Write out every single entry exactly.

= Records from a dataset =
====

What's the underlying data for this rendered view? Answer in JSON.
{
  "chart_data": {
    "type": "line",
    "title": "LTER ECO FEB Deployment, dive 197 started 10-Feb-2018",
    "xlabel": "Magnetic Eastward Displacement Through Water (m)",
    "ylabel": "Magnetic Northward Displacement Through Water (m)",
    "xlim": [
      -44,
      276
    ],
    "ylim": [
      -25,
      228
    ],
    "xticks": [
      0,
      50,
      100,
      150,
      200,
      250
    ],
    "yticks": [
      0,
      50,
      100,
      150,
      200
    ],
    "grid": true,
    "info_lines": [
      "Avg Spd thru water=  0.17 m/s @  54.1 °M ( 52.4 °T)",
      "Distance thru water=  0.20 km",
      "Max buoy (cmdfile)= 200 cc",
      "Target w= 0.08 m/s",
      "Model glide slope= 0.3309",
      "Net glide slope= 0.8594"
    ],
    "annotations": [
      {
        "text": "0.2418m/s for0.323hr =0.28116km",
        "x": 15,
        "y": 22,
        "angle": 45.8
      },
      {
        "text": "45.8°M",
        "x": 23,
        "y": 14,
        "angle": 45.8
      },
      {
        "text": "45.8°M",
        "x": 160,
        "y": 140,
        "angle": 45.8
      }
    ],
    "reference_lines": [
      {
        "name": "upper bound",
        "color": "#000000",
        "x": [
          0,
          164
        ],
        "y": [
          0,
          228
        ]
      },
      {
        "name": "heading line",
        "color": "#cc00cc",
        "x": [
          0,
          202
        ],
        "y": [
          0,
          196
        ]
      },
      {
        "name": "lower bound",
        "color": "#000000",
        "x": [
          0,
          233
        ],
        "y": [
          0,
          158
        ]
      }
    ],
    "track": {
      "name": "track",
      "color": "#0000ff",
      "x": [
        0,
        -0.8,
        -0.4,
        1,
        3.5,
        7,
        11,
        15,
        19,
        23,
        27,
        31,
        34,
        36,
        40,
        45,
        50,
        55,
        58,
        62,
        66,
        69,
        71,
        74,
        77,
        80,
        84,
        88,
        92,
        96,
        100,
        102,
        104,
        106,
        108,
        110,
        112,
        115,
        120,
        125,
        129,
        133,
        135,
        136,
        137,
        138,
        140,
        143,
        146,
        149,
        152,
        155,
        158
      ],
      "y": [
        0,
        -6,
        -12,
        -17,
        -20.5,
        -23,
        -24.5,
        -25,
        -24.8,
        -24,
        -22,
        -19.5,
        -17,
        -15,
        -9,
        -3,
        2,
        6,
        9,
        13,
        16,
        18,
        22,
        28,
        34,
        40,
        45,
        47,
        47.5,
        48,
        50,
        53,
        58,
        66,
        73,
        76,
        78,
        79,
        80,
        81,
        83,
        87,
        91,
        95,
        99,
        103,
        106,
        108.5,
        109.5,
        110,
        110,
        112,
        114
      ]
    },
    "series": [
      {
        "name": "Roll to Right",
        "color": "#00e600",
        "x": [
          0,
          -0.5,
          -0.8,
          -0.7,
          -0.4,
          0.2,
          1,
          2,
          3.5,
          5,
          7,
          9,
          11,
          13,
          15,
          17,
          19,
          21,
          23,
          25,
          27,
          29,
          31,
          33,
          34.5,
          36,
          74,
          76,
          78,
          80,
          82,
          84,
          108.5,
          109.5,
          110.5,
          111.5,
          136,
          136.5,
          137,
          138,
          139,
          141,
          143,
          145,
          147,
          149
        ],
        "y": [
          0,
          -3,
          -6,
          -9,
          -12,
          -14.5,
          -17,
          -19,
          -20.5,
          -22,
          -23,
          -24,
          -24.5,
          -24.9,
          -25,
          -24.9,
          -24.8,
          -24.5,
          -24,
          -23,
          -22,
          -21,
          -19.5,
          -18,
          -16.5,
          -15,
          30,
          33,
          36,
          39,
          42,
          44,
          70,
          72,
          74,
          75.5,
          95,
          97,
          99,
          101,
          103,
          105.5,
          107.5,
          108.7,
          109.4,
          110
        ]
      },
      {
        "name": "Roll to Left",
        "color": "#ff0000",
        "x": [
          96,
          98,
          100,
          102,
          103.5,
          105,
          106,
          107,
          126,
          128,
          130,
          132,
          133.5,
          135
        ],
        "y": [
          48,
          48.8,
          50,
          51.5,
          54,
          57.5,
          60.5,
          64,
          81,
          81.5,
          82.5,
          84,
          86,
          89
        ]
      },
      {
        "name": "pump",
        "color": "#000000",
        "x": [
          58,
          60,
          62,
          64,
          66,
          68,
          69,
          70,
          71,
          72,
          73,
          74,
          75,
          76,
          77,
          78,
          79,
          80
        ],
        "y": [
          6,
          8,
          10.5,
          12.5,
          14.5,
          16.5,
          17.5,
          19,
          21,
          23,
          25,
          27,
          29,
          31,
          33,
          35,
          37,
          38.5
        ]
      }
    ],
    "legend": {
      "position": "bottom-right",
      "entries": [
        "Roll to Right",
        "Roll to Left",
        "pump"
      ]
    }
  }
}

====

= WORKED ANSWER =
What's the underlying data for this rendered view? Answer in JSON.
{
  "chart_data": {
    "type": "line",
    "title": "LTER ECO FEB Deployment, dive 197 started 10-Feb-2018",
    "xlabel": "Magnetic Eastward Displacement Through Water (m)",
    "ylabel": "Magnetic Northward Displacement Through Water (m)",
    "xlim": [
      -44,
      276
    ],
    "ylim": [
      -25,
      228
    ],
    "xticks": [
      0,
      50,
      100,
      150,
      200,
      250
    ],
    "yticks": [
      0,
      50,
      100,
      150,
      200
    ],
    "grid": true,
    "info_lines": [
      "Avg Spd thru water=  0.17 m/s @  54.1 °M ( 52.4 °T)",
      "Distance thru water=  0.20 km",
      "Max buoy (cmdfile)= 200 cc",
      "Target w= 0.08 m/s",
      "Model glide slope= 0.3309",
      "Net glide slope= 0.8594"
    ],
    "annotations": [
      {
        "text": "0.2418m/s for0.323hr =0.28116km",
        "x": 15,
        "y": 22,
        "angle": 45.8
      },
      {
        "text": "45.8°M",
        "x": 23,
        "y": 14,
        "angle": 45.8
      },
      {
        "text": "45.8°M",
        "x": 160,
        "y": 140,
        "angle": 45.8
      }
    ],
    "reference_lines": [
      {
        "name": "upper bound",
        "color": "#000000",
        "x": [
          0,
          164
        ],
        "y": [
          0,
          228
        ]
      },
      {
        "name": "heading line",
        "color": "#cc00cc",
        "x": [
          0,
          202
        ],
        "y": [
          0,
          196
        ]
      },
      {
        "name": "lower bound",
        "color": "#000000",
        "x": [
          0,
          233
        ],
        "y": [
          0,
          158
        ]
      }
    ],
    "track": {
      "name": "track",
      "color": "#0000ff",
      "x": [
        0,
        -0.8,
        -0.4,
        1,
        3.5,
        7,
        11,
        15,
        19,
        23,
        27,
        31,
        34,
        36,
        40,
        45,
        50,
        55,
        58,
        62,
        66,
        69,
        71,
        74,
        77,
        80,
        84,
        88,
        92,
        96,
        100,
        102,
        104,
        106,
        108,
        110,
        112,
        115,
        120,
        125,
        129,
        133,
        135,
        136,
        137,
        138,
        140,
        143,
        146,
        149,
        152,
        155,
        158
      ],
      "y": [
        0,
        -6,
        -12,
        -17,
        -20.5,
        -23,
        -24.5,
        -25,
        -24.8,
        -24,
        -22,
        -19.5,
        -17,
        -15,
        -9,
        -3,
        2,
        6,
        9,
        13,
        16,
        18,
        22,
        28,
        34,
        40,
        45,
        47,
        47.5,
        48,
        50,
        53,
        58,
        66,
        73,
        76,
        78,
        79,
        80,
        81,
        83,
        87,
        91,
        95,
        99,
        103,
        106,
        108.5,
        109.5,
        110,
        110,
        112,
        114
      ]
    },
    "series": [
      {
        "name": "Roll to Right",
        "color": "#00e600",
        "x": [
          0,
          -0.5,
          -0.8,
          -0.7,
          -0.4,
          0.2,
          1,
          2,
          3.5,
          5,
          7,
          9,
          11,
          13,
          15,
          17,
          19,
          21,
          23,
          25,
          27,
          29,
          31,
          33,
          34.5,
          36,
          74,
          76,
          78,
          80,
          82,
          84,
          108.5,
          109.5,
          110.5,
          111.5,
          136,
          136.5,
          137,
          138,
          139,
          141,
          143,
          145,
          147,
          149
        ],
        "y": [
          0,
          -3,
          -6,
          -9,
          -12,
          -14.5,
          -17,
          -19,
          -20.5,
          -22,
          -23,
          -24,
          -24.5,
          -24.9,
          -25,
          -24.9,
          -24.8,
          -24.5,
          -24,
          -23,
          -22,
          -21,
          -19.5,
          -18,
          -16.5,
          -15,
          30,
          33,
          36,
          39,
          42,
          44,
          70,
          72,
          74,
          75.5,
          95,
          97,
          99,
          101,
          103,
          105.5,
          107.5,
          108.7,
          109.4,
          110
        ]
      },
      {
        "name": "Roll to Left",
        "color": "#ff0000",
        "x": [
          96,
          98,
          100,
          102,
          103.5,
          105,
          106,
          107,
          126,
          128,
          130,
          132,
          133.5,
          135
        ],
        "y": [
          48,
          48.8,
          50,
          51.5,
          54,
          57.5,
          60.5,
          64,
          81,
          81.5,
          82.5,
          84,
          86,
          89
        ]
      },
      {
        "name": "pump",
        "color": "#000000",
        "x": [
          58,
          60,
          62,
          64,
          66,
          68,
          69,
          70,
          71,
          72,
          73,
          74,
          75,
          76,
          77,
          78,
          79,
          80
        ],
        "y": [
          6,
          8,
          10.5,
          12.5,
          14.5,
          16.5,
          17.5,
          19,
          21,
          23,
          25,
          27,
          29,
          31,
          33,
          35,
          37,
          38.5
        ]
      }
    ],
    "legend": {
      "position": "bottom-right",
      "entries": [
        "Roll to Right",
        "Roll to Left",
        "pump"
      ]
    }
  }
}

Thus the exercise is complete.